▶ **Data for this exercise**:
- - - - - - -

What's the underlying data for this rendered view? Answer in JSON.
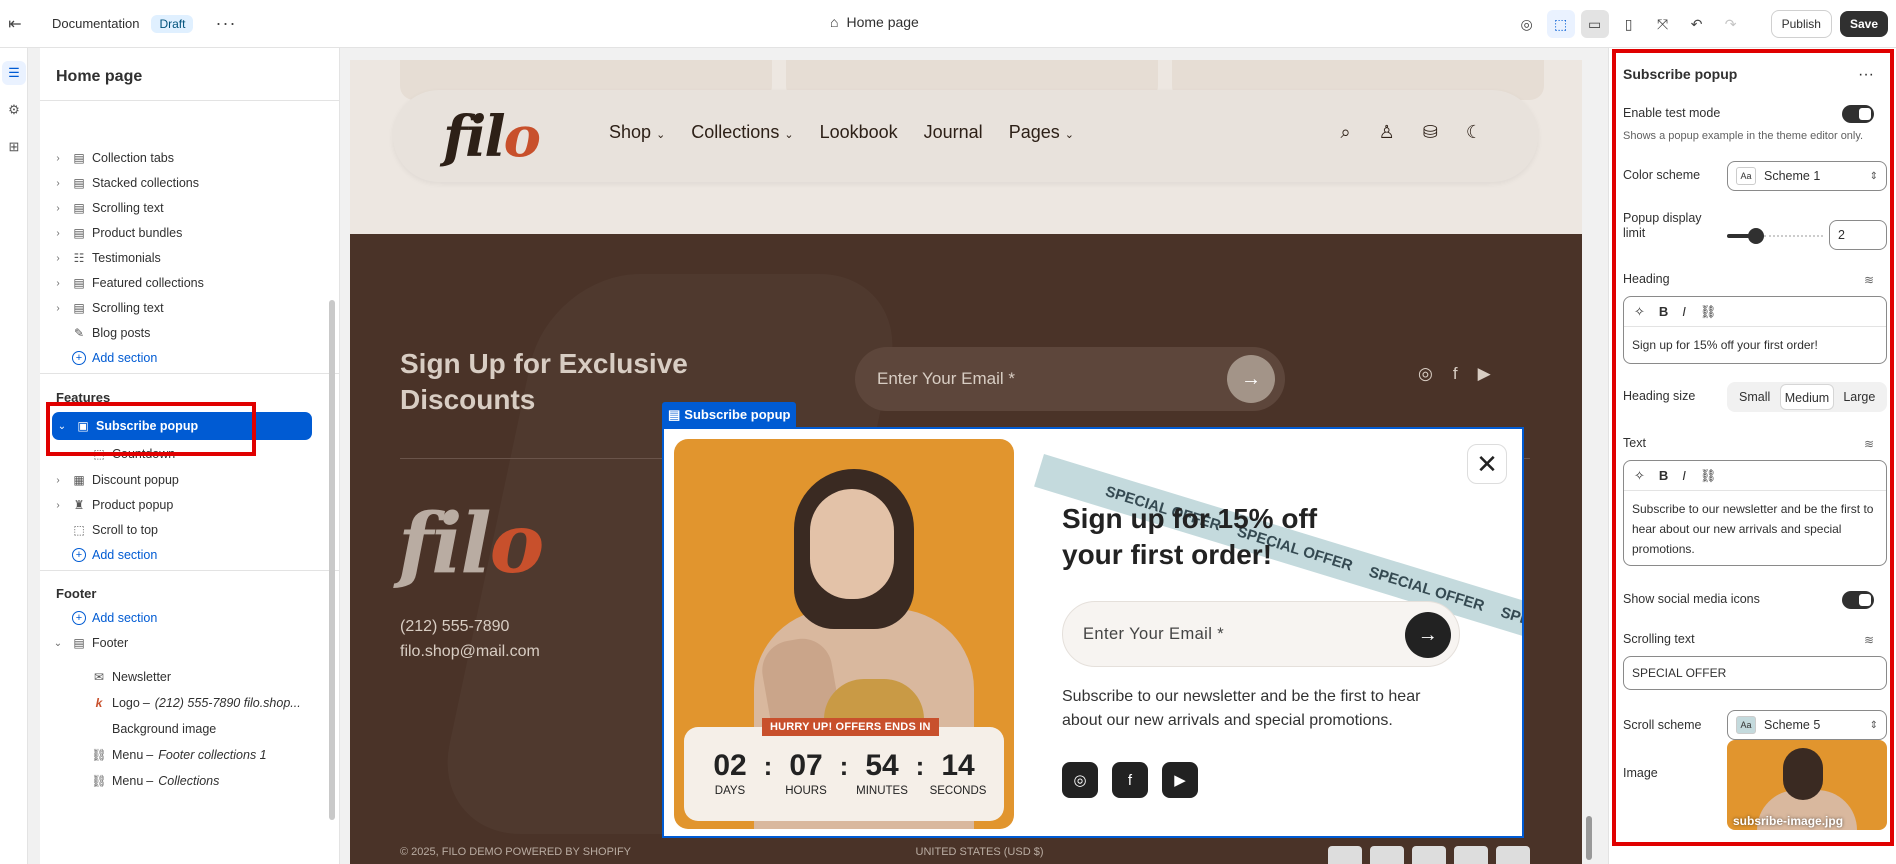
{
  "topbar": {
    "doc_label": "Documentation",
    "draft_badge": "Draft",
    "page_title": "Home page",
    "publish_label": "Publish",
    "save_label": "Save"
  },
  "sidebar": {
    "title": "Home page",
    "template_items": [
      {
        "label": "Collection tabs",
        "icon": "section-icon"
      },
      {
        "label": "Stacked collections",
        "icon": "section-icon"
      },
      {
        "label": "Scrolling text",
        "icon": "section-icon"
      },
      {
        "label": "Product bundles",
        "icon": "section-icon"
      },
      {
        "label": "Testimonials",
        "icon": "list-icon"
      },
      {
        "label": "Featured collections",
        "icon": "section-icon"
      },
      {
        "label": "Scrolling text",
        "icon": "section-icon"
      },
      {
        "label": "Blog posts",
        "icon": "edit-icon"
      }
    ],
    "add_section": "Add section",
    "features_header": "Features",
    "features_items": [
      {
        "label": "Subscribe popup",
        "icon": "popup-icon",
        "selected": true
      },
      {
        "label": "Countdown",
        "icon": "block-icon",
        "child": true
      },
      {
        "label": "Discount popup",
        "icon": "gift-icon"
      },
      {
        "label": "Product popup",
        "icon": "tshirt-icon"
      },
      {
        "label": "Scroll to top",
        "icon": "block-icon"
      }
    ],
    "footer_header": "Footer",
    "footer_items": [
      {
        "label": "Footer",
        "icon": "section-icon"
      },
      {
        "label": "Newsletter",
        "icon": "mail-icon"
      },
      {
        "label": "Logo",
        "sub": "(212) 555-7890 filo.shop...",
        "icon": "logo-k-icon"
      },
      {
        "label": "Background image",
        "icon": "image-icon"
      },
      {
        "label": "Menu",
        "sub": "Footer collections 1",
        "icon": "link-icon"
      },
      {
        "label": "Menu",
        "sub": "Collections",
        "icon": "link-icon"
      }
    ]
  },
  "site": {
    "nav": [
      "Shop",
      "Collections",
      "Lookbook",
      "Journal",
      "Pages"
    ],
    "nav_has_dropdown": [
      true,
      true,
      false,
      false,
      true
    ],
    "logo_left": "fil",
    "logo_right": "o",
    "footer_heading": "Sign Up for Exclusive Discounts",
    "footer_email_placeholder": "Enter Your Email *",
    "phone": "(212) 555-7890",
    "email": "filo.shop@mail.com",
    "copyright": "© 2025, FILO DEMO POWERED BY SHOPIFY",
    "currency": "UNITED STATES (USD $)"
  },
  "popup": {
    "editor_label": "Subscribe popup",
    "hurry": "HURRY UP! OFFERS ENDS IN",
    "countdown": [
      {
        "value": "02",
        "label": "DAYS"
      },
      {
        "value": "07",
        "label": "HOURS"
      },
      {
        "value": "54",
        "label": "MINUTES"
      },
      {
        "value": "14",
        "label": "SECONDS"
      }
    ],
    "ribbon_text": "SPECIAL OFFER",
    "heading": "Sign up for 15% off your first order!",
    "email_placeholder": "Enter Your Email *",
    "text": "Subscribe to our newsletter and be the first to hear about our new arrivals and special promotions."
  },
  "settings": {
    "title": "Subscribe popup",
    "test_mode_label": "Enable test mode",
    "test_mode_help": "Shows a popup example in the theme editor only.",
    "test_mode_on": true,
    "color_scheme_label": "Color scheme",
    "color_scheme_value": "Scheme 1",
    "display_limit_label": "Popup display limit",
    "display_limit_value": "2",
    "display_limit_fraction": 0.3,
    "heading_label": "Heading",
    "heading_value": "Sign up for 15% off your first order!",
    "heading_size_label": "Heading size",
    "heading_sizes": [
      "Small",
      "Medium",
      "Large"
    ],
    "heading_size_selected": "Medium",
    "text_label": "Text",
    "text_value": "Subscribe to our newsletter and be the first to hear about our new arrivals and special promotions.",
    "social_label": "Show social media icons",
    "social_on": true,
    "scrolling_label": "Scrolling text",
    "scrolling_value": "SPECIAL OFFER",
    "scroll_scheme_label": "Scroll scheme",
    "scroll_scheme_value": "Scheme 5",
    "image_label": "Image",
    "image_name": "subsribe-image.jpg"
  },
  "colors": {
    "accent": "#005bd3",
    "highlight": "#e00000",
    "footer_bg": "#4a3328",
    "brand_orange": "#c8502c"
  }
}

- - - - - - -

Provide the number of lines in the data above that contain the string "Sign", and nothing else.

▶ **Answer for the task**: 3